**What to produce**: Copy the lines holding the word "Salaries", all of them.

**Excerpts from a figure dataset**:
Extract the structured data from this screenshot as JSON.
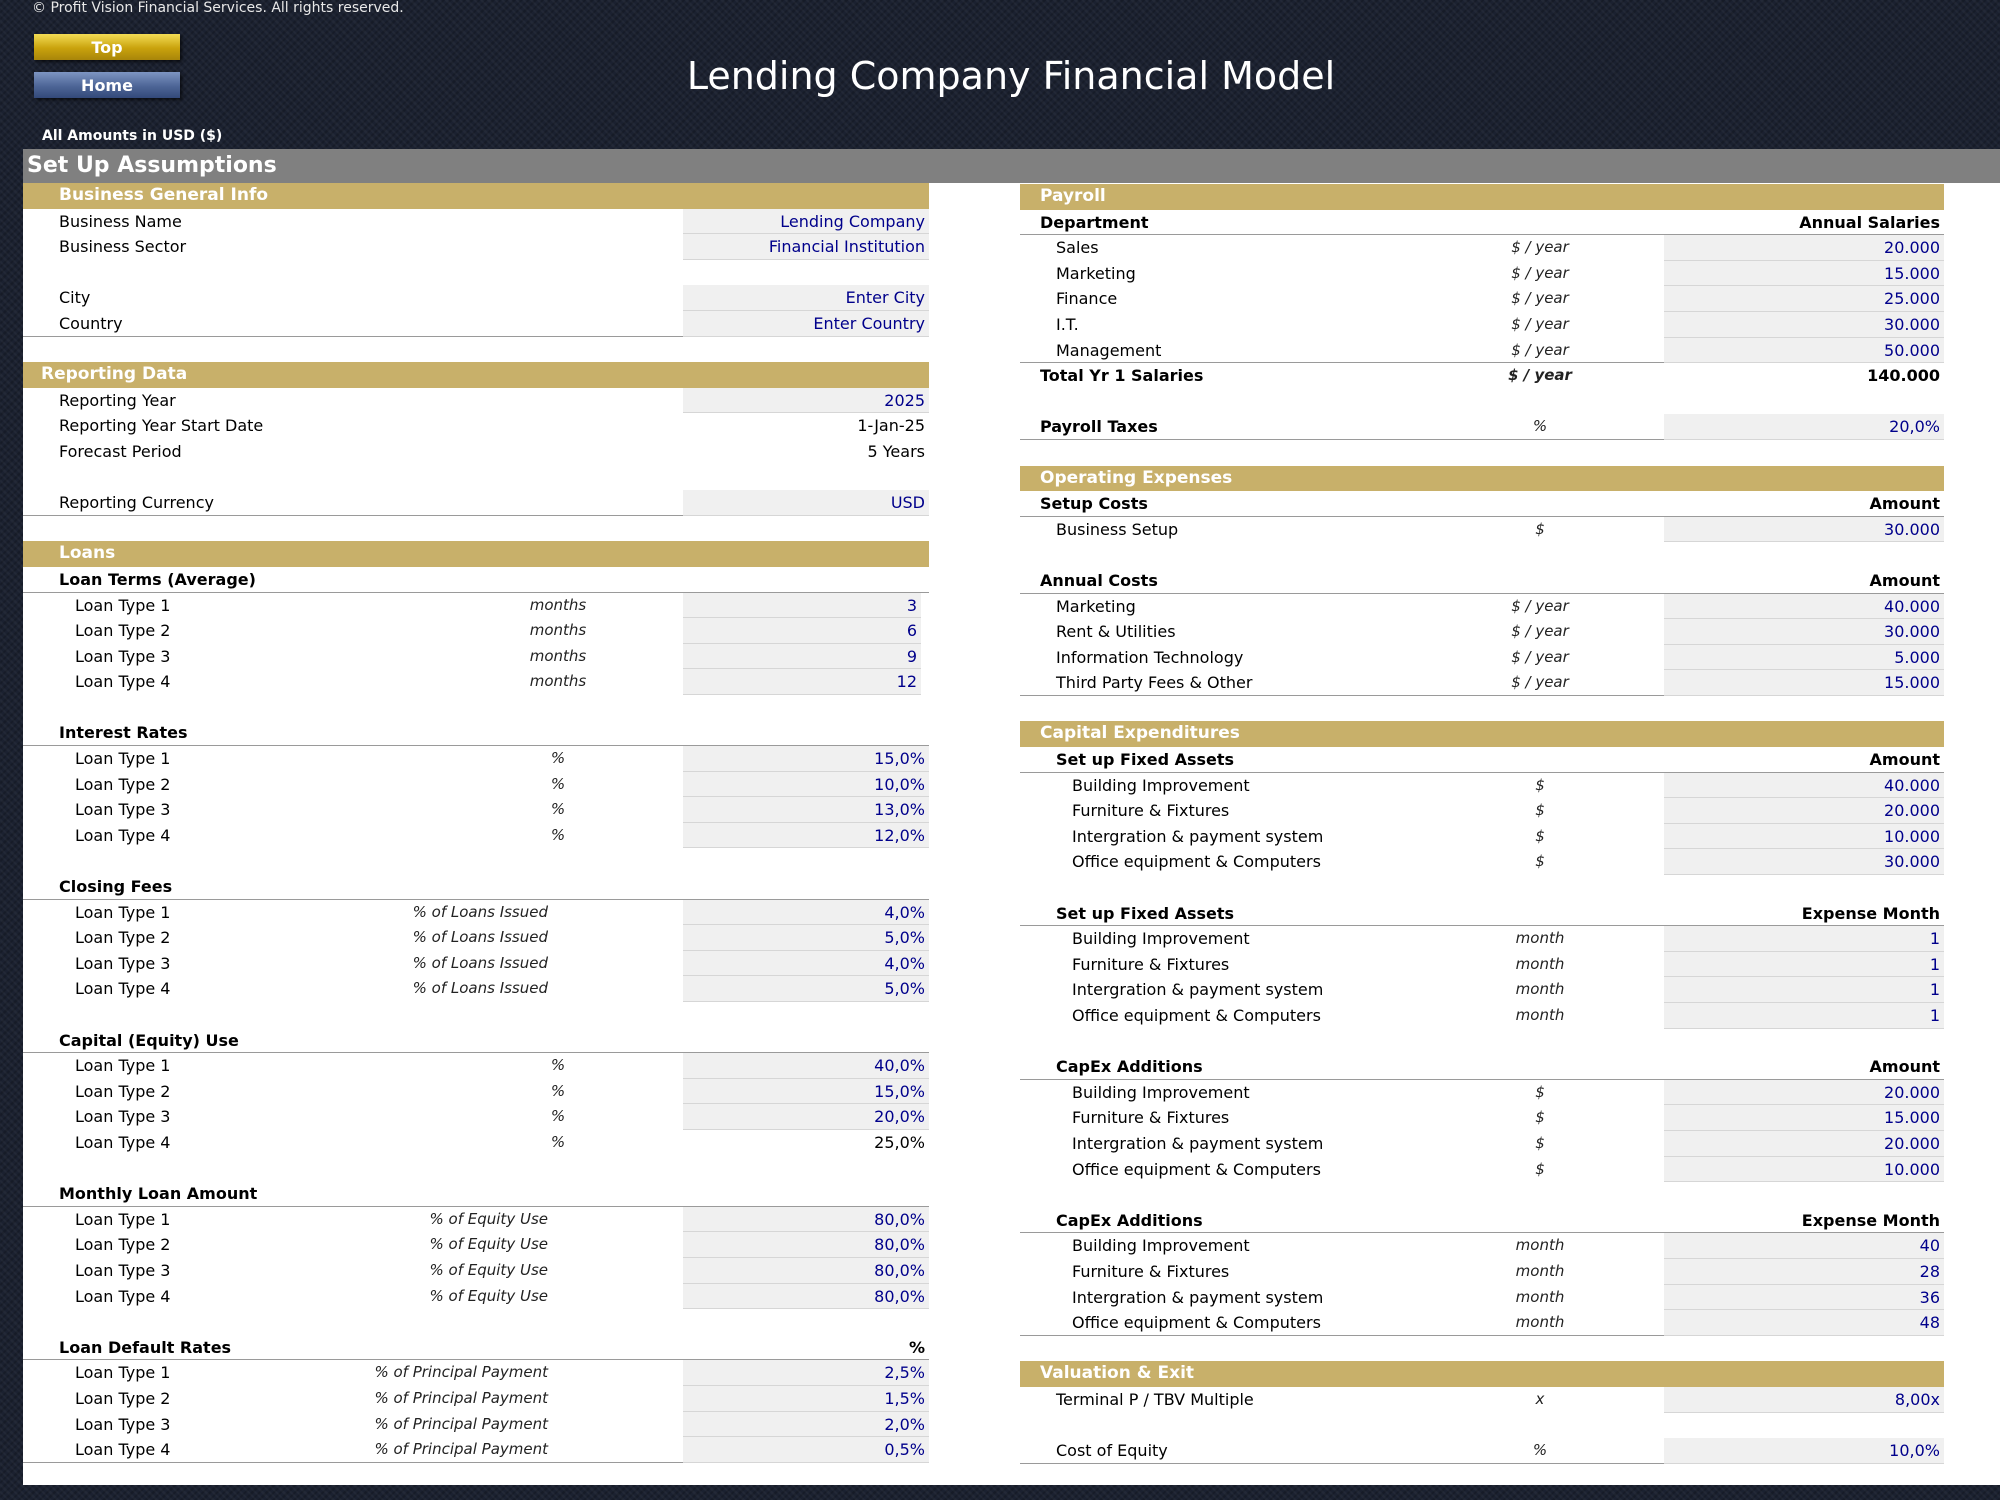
{
  "copyright": "© Profit Vision Financial Services. All rights reserved.",
  "nav": {
    "top_label": "Top",
    "home_label": "Home"
  },
  "title": "Lending Company Financial Model",
  "amounts_note": "All Amounts in  USD ($)",
  "section_title": "Set Up Assumptions",
  "business": {
    "header": "Business General Info",
    "name_label": "Business Name",
    "name_value": "Lending Company",
    "sector_label": "Business Sector",
    "sector_value": "Financial Institution",
    "city_label": "City",
    "city_value": "Enter City",
    "country_label": "Country",
    "country_value": "Enter Country"
  },
  "reporting": {
    "header": "Reporting Data",
    "year_label": "Reporting Year",
    "year_value": "2025",
    "start_label": "Reporting Year Start Date",
    "start_value": "1-Jan-25",
    "forecast_label": "Forecast Period",
    "forecast_value": "5 Years",
    "currency_label": "Reporting Currency",
    "currency_value": "USD"
  },
  "loans": {
    "header": "Loans",
    "terms": {
      "title": "Loan Terms (Average)",
      "unit": "months",
      "rows": [
        {
          "label": "Loan Type 1",
          "value": "3"
        },
        {
          "label": "Loan Type 2",
          "value": "6"
        },
        {
          "label": "Loan Type 3",
          "value": "9"
        },
        {
          "label": "Loan Type 4",
          "value": "12"
        }
      ]
    },
    "interest": {
      "title": "Interest Rates",
      "unit": "%",
      "rows": [
        {
          "label": "Loan Type 1",
          "value": "15,0%"
        },
        {
          "label": "Loan Type 2",
          "value": "10,0%"
        },
        {
          "label": "Loan Type 3",
          "value": "13,0%"
        },
        {
          "label": "Loan Type 4",
          "value": "12,0%"
        }
      ]
    },
    "closing": {
      "title": "Closing Fees",
      "unit": "% of Loans Issued",
      "rows": [
        {
          "label": "Loan Type 1",
          "value": "4,0%"
        },
        {
          "label": "Loan Type 2",
          "value": "5,0%"
        },
        {
          "label": "Loan Type 3",
          "value": "4,0%"
        },
        {
          "label": "Loan Type 4",
          "value": "5,0%"
        }
      ]
    },
    "equity": {
      "title": "Capital (Equity) Use",
      "unit": "%",
      "rows": [
        {
          "label": "Loan Type 1",
          "value": "40,0%"
        },
        {
          "label": "Loan Type 2",
          "value": "15,0%"
        },
        {
          "label": "Loan Type 3",
          "value": "20,0%"
        },
        {
          "label": "Loan Type 4",
          "value": "25,0%"
        }
      ]
    },
    "monthly": {
      "title": "Monthly Loan Amount",
      "unit": "% of Equity Use",
      "rows": [
        {
          "label": "Loan Type 1",
          "value": "80,0%"
        },
        {
          "label": "Loan Type 2",
          "value": "80,0%"
        },
        {
          "label": "Loan Type 3",
          "value": "80,0%"
        },
        {
          "label": "Loan Type 4",
          "value": "80,0%"
        }
      ]
    },
    "default": {
      "title": "Loan Default Rates",
      "col": "%",
      "unit": "% of Principal Payment",
      "rows": [
        {
          "label": "Loan Type 1",
          "value": "2,5%"
        },
        {
          "label": "Loan Type 2",
          "value": "1,5%"
        },
        {
          "label": "Loan Type 3",
          "value": "2,0%"
        },
        {
          "label": "Loan Type 4",
          "value": "0,5%"
        }
      ]
    }
  },
  "payroll": {
    "header": "Payroll",
    "dept_label": "Department",
    "col": "Annual Salaries",
    "unit": "$ / year",
    "rows": [
      {
        "label": "Sales",
        "value": "20.000"
      },
      {
        "label": "Marketing",
        "value": "15.000"
      },
      {
        "label": "Finance",
        "value": "25.000"
      },
      {
        "label": "I.T.",
        "value": "30.000"
      },
      {
        "label": "Management",
        "value": "50.000"
      }
    ],
    "total_label": "Total Yr 1 Salaries",
    "total_unit": "$ / year",
    "total_value": "140.000",
    "taxes_label": "Payroll Taxes",
    "taxes_unit": "%",
    "taxes_value": "20,0%"
  },
  "opex": {
    "header": "Operating Expenses",
    "setup_title": "Setup Costs",
    "col": "Amount",
    "setup_label": "Business Setup",
    "setup_unit": "$",
    "setup_value": "30.000",
    "annual_title": "Annual Costs",
    "annual_unit": "$ / year",
    "annual_rows": [
      {
        "label": "Marketing",
        "value": "40.000"
      },
      {
        "label": "Rent & Utilities",
        "value": "30.000"
      },
      {
        "label": "Information Technology",
        "value": "5.000"
      },
      {
        "label": "Third Party Fees & Other",
        "value": "15.000"
      }
    ]
  },
  "capex": {
    "header": "Capital Expenditures",
    "fixed_title": "Set up Fixed Assets",
    "amount_col": "Amount",
    "month_col": "Expense Month",
    "adds_title": "CapEx Additions",
    "dollar_unit": "$",
    "month_unit": "month",
    "items": [
      "Building Improvement",
      "Furniture & Fixtures",
      "Intergration & payment system",
      "Office equipment & Computers"
    ],
    "fixed_amounts": [
      "40.000",
      "20.000",
      "10.000",
      "30.000"
    ],
    "fixed_months": [
      "1",
      "1",
      "1",
      "1"
    ],
    "add_amounts": [
      "20.000",
      "15.000",
      "20.000",
      "10.000"
    ],
    "add_months": [
      "40",
      "28",
      "36",
      "48"
    ]
  },
  "valuation": {
    "header": "Valuation & Exit",
    "multiple_label": "Terminal P / TBV Multiple",
    "multiple_unit": "x",
    "multiple_value": "8,00x",
    "coe_label": "Cost of Equity",
    "coe_unit": "%",
    "coe_value": "10,0%"
  }
}
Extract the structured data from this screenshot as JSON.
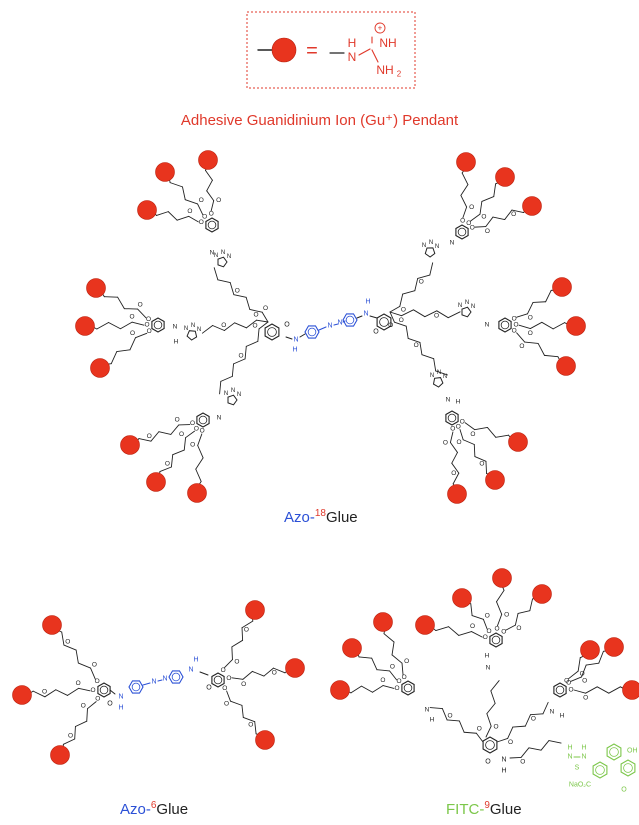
{
  "colors": {
    "ball": "#e8341e",
    "ball_edge": "#b8200e",
    "legend": "#e0392b",
    "azo": "#2b50d6",
    "core": "#222222",
    "fitc": "#7cc74a"
  },
  "legend": {
    "equals": "=",
    "gu_h": "H",
    "gu_n": "N",
    "gu_nh": "NH",
    "gu_nh2": "NH",
    "gu_sub2": "2",
    "gu_charge": "+",
    "title": "Adhesive Guanidinium Ion (Gu⁺) Pendant"
  },
  "labels": {
    "azo18": {
      "prefix": "Azo-",
      "number": "18",
      "suffix": "Glue"
    },
    "azo6": {
      "prefix": "Azo-",
      "number": "6",
      "suffix": "Glue"
    },
    "fitc9": {
      "prefix": "FITC-",
      "number": "9",
      "suffix": "Glue"
    }
  },
  "atoms": {
    "N": "N",
    "H": "H",
    "O": "O",
    "S": "S",
    "NH": "NH",
    "OH": "OH",
    "NaO2C": "NaO₂C"
  }
}
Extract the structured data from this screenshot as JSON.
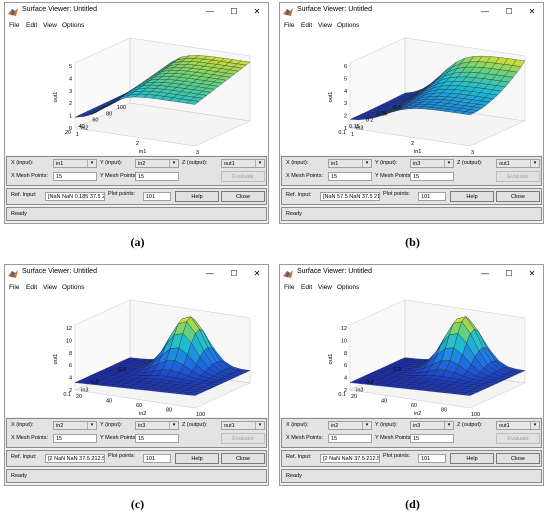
{
  "window_title": "Surface Viewer: Untitled",
  "menu": [
    "File",
    "Edit",
    "View",
    "Options"
  ],
  "labels": {
    "x_input": "X (input):",
    "y_input": "Y (input):",
    "z_output": "Z (output):",
    "x_mesh": "X Mesh Points:",
    "y_mesh": "Y Mesh Points:",
    "ref_input": "Ref. Input:",
    "plot_points": "Plot points:",
    "help": "Help",
    "close": "Close",
    "evaluate": "Evaluate",
    "status": "Ready",
    "z_axis_label": "out1"
  },
  "colors": {
    "surface_low": "#1a2fb0",
    "surface_mid": "#1fb5c8",
    "surface_high": "#f2e01e"
  },
  "panels": [
    {
      "caption": "(a)",
      "x_input": "in1",
      "y_input": "in2",
      "z_output": "out1",
      "x_mesh": "15",
      "y_mesh": "15",
      "ref_input": "[NaN NaN 0.185 37.5 212",
      "plot_points": "101",
      "x_axis_label": "in1",
      "y_axis_label": "in2",
      "x_ticks": [
        "1",
        "2",
        "3"
      ],
      "y_ticks": [
        "100",
        "80",
        "60",
        "40",
        "20"
      ],
      "z_ticks": [
        "5",
        "4",
        "3",
        "2",
        "1",
        "0"
      ]
    },
    {
      "caption": "(b)",
      "x_input": "in1",
      "y_input": "in3",
      "z_output": "out1",
      "x_mesh": "15",
      "y_mesh": "15",
      "ref_input": "[NaN 57.5 NaN 37.5 212.5",
      "plot_points": "101",
      "x_axis_label": "in1",
      "y_axis_label": "in3",
      "x_ticks": [
        "1",
        "2",
        "3"
      ],
      "y_ticks": [
        "0.3",
        "0.25",
        "0.2",
        "0.15",
        "0.1"
      ],
      "z_ticks": [
        "6",
        "5",
        "4",
        "3",
        "2",
        "1"
      ]
    },
    {
      "caption": "(c)",
      "x_input": "in2",
      "y_input": "in3",
      "z_output": "out1",
      "x_mesh": "15",
      "y_mesh": "15",
      "ref_input": "[2 NaN NaN 37.5 212.5 42",
      "plot_points": "101",
      "x_axis_label": "in2",
      "y_axis_label": "in3",
      "x_ticks": [
        "20",
        "40",
        "60",
        "80",
        "100"
      ],
      "y_ticks": [
        "0.3",
        "0.2",
        "0.1"
      ],
      "z_ticks": [
        "12",
        "10",
        "8",
        "6",
        "4",
        "2"
      ]
    },
    {
      "caption": "(d)",
      "x_input": "in2",
      "y_input": "in3",
      "z_output": "out1",
      "x_mesh": "15",
      "y_mesh": "15",
      "ref_input": "[2 NaN NaN 37.5 212.5 42",
      "plot_points": "101",
      "x_axis_label": "in2",
      "y_axis_label": "in3",
      "x_ticks": [
        "20",
        "40",
        "60",
        "80",
        "100"
      ],
      "y_ticks": [
        "0.3",
        "0.2",
        "0.1"
      ],
      "z_ticks": [
        "12",
        "10",
        "8",
        "6",
        "4",
        "2"
      ]
    }
  ]
}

**Task response**:
    "col": "Annual Salaries",
    "total_label": "Total Yr 1 Salaries",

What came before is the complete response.